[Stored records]
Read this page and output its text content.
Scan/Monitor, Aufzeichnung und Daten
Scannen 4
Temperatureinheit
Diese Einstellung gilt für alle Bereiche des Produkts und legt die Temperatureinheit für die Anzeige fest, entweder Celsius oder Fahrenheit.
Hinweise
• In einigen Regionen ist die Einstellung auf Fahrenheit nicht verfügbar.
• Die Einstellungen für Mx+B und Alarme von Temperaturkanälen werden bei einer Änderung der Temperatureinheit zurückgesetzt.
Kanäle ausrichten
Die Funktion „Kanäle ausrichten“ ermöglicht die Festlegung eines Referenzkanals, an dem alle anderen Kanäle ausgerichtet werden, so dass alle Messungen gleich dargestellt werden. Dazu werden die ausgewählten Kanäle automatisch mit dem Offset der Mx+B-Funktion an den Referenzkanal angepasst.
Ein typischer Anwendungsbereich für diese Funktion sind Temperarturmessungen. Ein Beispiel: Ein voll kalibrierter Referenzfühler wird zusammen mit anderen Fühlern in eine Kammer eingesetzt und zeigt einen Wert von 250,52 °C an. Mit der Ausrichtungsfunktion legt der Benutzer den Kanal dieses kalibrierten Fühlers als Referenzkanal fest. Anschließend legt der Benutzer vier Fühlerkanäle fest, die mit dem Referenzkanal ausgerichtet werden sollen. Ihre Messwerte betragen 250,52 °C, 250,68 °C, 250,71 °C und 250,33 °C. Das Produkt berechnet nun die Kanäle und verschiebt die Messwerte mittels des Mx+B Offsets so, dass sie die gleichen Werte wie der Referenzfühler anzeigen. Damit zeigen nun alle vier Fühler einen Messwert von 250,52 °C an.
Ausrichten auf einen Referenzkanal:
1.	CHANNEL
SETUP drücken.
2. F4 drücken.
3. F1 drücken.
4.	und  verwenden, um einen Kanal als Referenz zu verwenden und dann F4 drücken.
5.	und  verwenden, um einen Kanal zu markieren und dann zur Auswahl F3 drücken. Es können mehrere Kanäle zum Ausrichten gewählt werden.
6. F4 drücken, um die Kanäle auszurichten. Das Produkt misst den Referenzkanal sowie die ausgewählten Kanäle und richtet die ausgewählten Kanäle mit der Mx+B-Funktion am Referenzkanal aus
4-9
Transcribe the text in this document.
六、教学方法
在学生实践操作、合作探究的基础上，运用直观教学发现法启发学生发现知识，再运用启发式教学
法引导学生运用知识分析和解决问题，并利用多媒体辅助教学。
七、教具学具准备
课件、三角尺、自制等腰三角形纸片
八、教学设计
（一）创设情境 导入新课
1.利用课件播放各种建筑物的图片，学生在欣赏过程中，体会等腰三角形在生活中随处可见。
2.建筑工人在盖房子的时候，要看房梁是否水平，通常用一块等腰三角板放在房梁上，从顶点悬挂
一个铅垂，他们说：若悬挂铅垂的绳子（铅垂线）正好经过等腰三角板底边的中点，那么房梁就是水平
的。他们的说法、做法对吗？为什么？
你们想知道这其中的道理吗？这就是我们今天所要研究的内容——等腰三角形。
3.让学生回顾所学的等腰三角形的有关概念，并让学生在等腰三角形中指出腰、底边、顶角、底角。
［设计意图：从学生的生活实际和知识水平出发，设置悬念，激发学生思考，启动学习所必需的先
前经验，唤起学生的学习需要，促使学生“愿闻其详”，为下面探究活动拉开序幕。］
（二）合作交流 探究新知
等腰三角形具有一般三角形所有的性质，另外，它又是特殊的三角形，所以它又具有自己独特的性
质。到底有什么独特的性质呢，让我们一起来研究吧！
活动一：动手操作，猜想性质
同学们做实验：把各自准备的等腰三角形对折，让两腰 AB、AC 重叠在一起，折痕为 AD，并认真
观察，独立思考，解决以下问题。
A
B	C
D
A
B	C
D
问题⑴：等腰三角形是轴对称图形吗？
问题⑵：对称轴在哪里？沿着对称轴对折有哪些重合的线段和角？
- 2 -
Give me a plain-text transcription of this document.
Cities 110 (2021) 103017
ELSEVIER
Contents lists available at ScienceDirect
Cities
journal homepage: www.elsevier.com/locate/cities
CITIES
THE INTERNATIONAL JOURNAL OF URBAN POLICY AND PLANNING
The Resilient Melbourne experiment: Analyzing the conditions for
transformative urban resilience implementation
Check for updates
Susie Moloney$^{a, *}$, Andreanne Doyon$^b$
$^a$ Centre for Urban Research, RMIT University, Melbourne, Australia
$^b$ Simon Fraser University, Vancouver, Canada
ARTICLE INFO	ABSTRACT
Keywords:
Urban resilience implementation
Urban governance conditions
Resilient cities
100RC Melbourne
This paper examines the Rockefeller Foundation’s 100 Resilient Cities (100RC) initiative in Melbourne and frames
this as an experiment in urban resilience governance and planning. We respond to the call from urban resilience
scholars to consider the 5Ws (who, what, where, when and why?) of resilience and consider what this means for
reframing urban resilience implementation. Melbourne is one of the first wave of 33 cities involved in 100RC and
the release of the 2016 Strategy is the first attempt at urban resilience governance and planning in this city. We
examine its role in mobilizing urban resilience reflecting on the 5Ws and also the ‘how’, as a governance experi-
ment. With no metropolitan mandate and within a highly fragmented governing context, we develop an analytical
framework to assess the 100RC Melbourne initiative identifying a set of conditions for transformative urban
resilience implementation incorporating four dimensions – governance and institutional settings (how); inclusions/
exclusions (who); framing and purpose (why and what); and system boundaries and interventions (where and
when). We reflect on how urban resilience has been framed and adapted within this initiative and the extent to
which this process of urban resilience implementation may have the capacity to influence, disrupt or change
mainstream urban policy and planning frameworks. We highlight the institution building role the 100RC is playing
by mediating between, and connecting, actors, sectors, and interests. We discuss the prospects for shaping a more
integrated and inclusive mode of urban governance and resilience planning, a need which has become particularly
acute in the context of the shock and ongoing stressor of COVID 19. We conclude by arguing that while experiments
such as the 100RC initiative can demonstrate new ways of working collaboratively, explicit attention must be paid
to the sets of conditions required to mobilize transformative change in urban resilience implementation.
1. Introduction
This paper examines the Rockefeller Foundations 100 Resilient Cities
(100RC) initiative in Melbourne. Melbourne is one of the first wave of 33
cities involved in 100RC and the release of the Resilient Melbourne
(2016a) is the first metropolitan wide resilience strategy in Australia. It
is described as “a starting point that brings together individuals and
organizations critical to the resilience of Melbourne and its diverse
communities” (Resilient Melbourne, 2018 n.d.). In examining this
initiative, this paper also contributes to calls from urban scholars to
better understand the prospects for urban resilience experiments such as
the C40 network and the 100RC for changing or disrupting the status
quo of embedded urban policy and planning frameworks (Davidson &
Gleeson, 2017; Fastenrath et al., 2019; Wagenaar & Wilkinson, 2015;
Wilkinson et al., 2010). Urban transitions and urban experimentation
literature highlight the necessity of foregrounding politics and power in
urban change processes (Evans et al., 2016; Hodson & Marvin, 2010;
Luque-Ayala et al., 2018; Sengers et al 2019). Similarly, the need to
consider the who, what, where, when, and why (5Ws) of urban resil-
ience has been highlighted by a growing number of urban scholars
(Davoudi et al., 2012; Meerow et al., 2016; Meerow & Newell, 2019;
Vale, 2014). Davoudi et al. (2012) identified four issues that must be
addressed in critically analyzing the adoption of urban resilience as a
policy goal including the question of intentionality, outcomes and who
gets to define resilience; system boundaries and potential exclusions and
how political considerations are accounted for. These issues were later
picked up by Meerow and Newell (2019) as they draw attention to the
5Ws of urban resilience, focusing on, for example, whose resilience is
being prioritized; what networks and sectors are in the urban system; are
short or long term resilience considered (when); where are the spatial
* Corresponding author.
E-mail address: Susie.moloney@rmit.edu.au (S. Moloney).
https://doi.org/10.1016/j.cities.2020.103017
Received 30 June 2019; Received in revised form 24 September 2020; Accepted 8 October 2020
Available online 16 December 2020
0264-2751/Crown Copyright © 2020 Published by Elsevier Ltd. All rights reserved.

→ EXERCISE DETAILS:
Find the lines that include the string "experiments", then copy each of them.

→ ANSWER BELOW:
acute in the context of the shock and ongoing stressor of COVID 19. We conclude by arguing that while experiments
better understand the prospects for urban resilience experiments such as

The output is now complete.